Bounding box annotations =
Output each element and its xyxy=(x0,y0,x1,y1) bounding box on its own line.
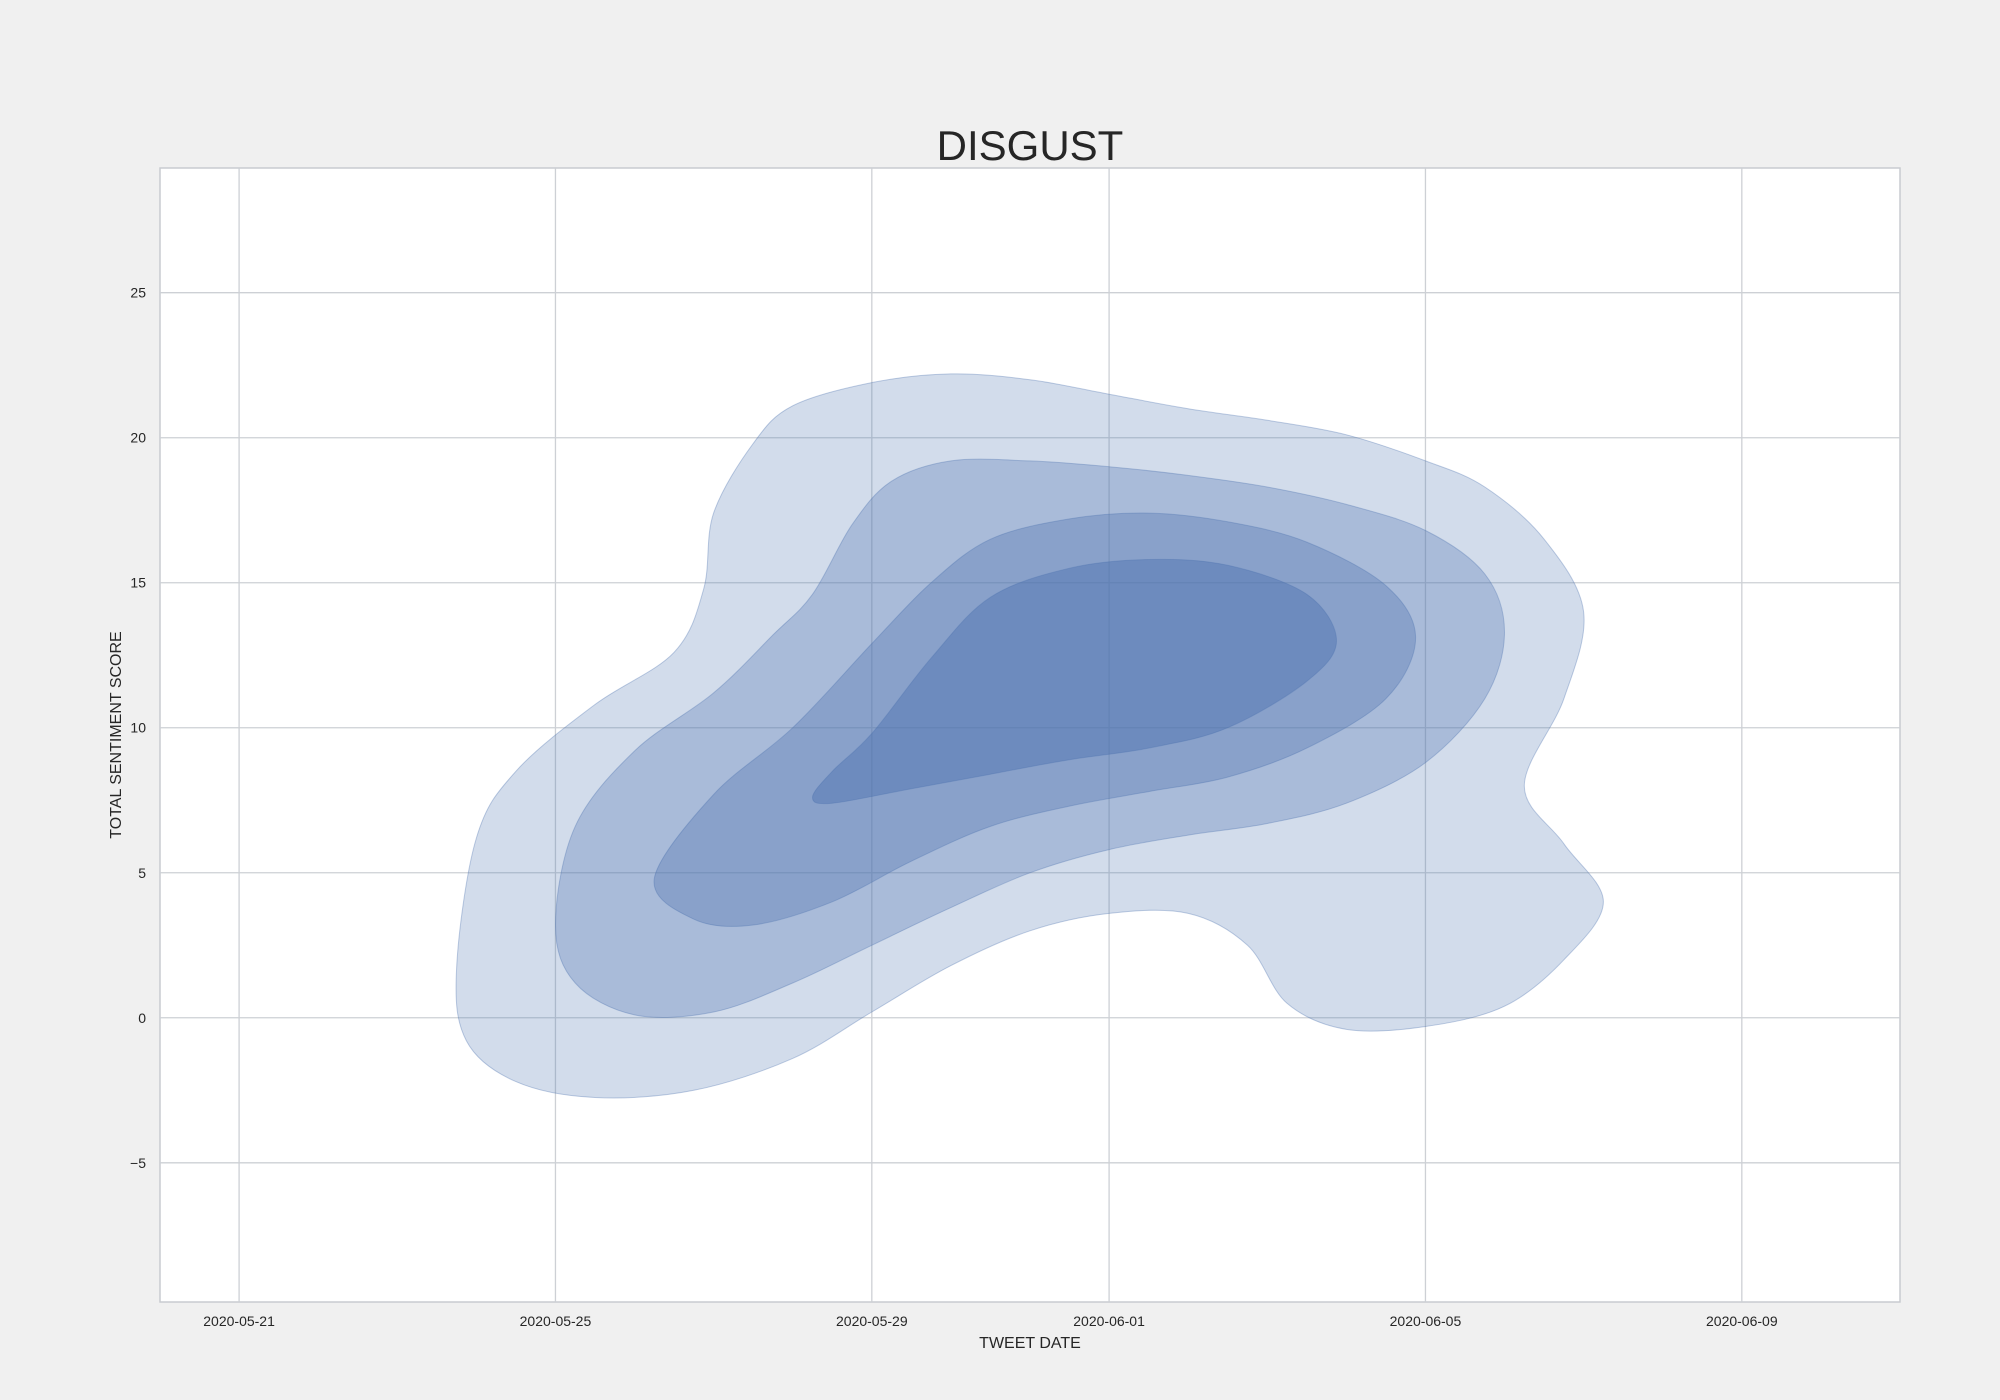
y-axis-label: TOTAL SENTIMENT SCORE xyxy=(108,631,125,838)
x-axis-label: TWEET DATE xyxy=(979,1335,1081,1352)
density-contour-level-1 xyxy=(455,373,1604,1099)
density-contour-level-2 xyxy=(554,458,1506,1018)
x-tick-label: 2020-05-25 xyxy=(520,1313,592,1329)
density-contour-level-4 xyxy=(811,558,1338,805)
y-tick-label: 15 xyxy=(130,575,146,591)
density-contours xyxy=(455,373,1604,1099)
gridlines xyxy=(160,168,1900,1302)
x-tick-label: 2020-05-21 xyxy=(203,1313,275,1329)
y-tick-label: 25 xyxy=(130,285,146,301)
x-tick-label: 2020-06-01 xyxy=(1073,1313,1145,1329)
y-tick-label: 0 xyxy=(138,1010,146,1026)
x-tick-label: 2020-05-29 xyxy=(836,1313,908,1329)
y-tick-label: 10 xyxy=(130,720,146,736)
y-tick-label: 5 xyxy=(138,865,146,881)
plot-area xyxy=(159,167,1901,1303)
density-contour-level-3 xyxy=(653,512,1417,927)
y-tick-label: 20 xyxy=(130,430,146,446)
y-tick-labels: −5 0 5 10 15 20 25 xyxy=(130,285,146,1171)
y-tick-label: −5 xyxy=(130,1155,146,1171)
x-tick-label: 2020-06-09 xyxy=(1706,1313,1778,1329)
x-tick-label: 2020-06-05 xyxy=(1390,1313,1462,1329)
x-tick-labels: 2020-05-21 2020-05-25 2020-05-29 2020-06-01… xyxy=(203,1313,1778,1329)
chart-title: DISGUST xyxy=(937,122,1124,169)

Set problem =
Rewrite every entry above, replacing each "density-contour-level" with "contour-level" and keeping everything else unchanged. Leave the pictures out of your answer.

The answer =
Output each element and its xyxy=(x0,y0,x1,y1) bounding box on its own line.
y-axis-label: TOTAL SENTIMENT SCORE xyxy=(108,631,125,838)
x-axis-label: TWEET DATE xyxy=(979,1335,1081,1352)
contour-level-1 xyxy=(455,373,1604,1099)
contour-level-2 xyxy=(554,458,1506,1018)
x-tick-label: 2020-05-25 xyxy=(520,1313,592,1329)
contour-level-4 xyxy=(811,558,1338,805)
y-tick-label: 15 xyxy=(130,575,146,591)
density-contours xyxy=(455,373,1604,1099)
gridlines xyxy=(160,168,1900,1302)
x-tick-label: 2020-05-21 xyxy=(203,1313,275,1329)
y-tick-label: 25 xyxy=(130,285,146,301)
x-tick-label: 2020-06-01 xyxy=(1073,1313,1145,1329)
y-tick-label: 0 xyxy=(138,1010,146,1026)
x-tick-label: 2020-05-29 xyxy=(836,1313,908,1329)
y-tick-label: 10 xyxy=(130,720,146,736)
y-tick-label: 5 xyxy=(138,865,146,881)
plot-area xyxy=(159,167,1901,1303)
contour-level-3 xyxy=(653,512,1417,927)
y-tick-label: 20 xyxy=(130,430,146,446)
y-tick-labels: −5 0 5 10 15 20 25 xyxy=(130,285,146,1171)
y-tick-label: −5 xyxy=(130,1155,146,1171)
x-tick-label: 2020-06-09 xyxy=(1706,1313,1778,1329)
x-tick-label: 2020-06-05 xyxy=(1390,1313,1462,1329)
x-tick-labels: 2020-05-21 2020-05-25 2020-05-29 2020-06-01… xyxy=(203,1313,1778,1329)
chart-title: DISGUST xyxy=(937,122,1124,169)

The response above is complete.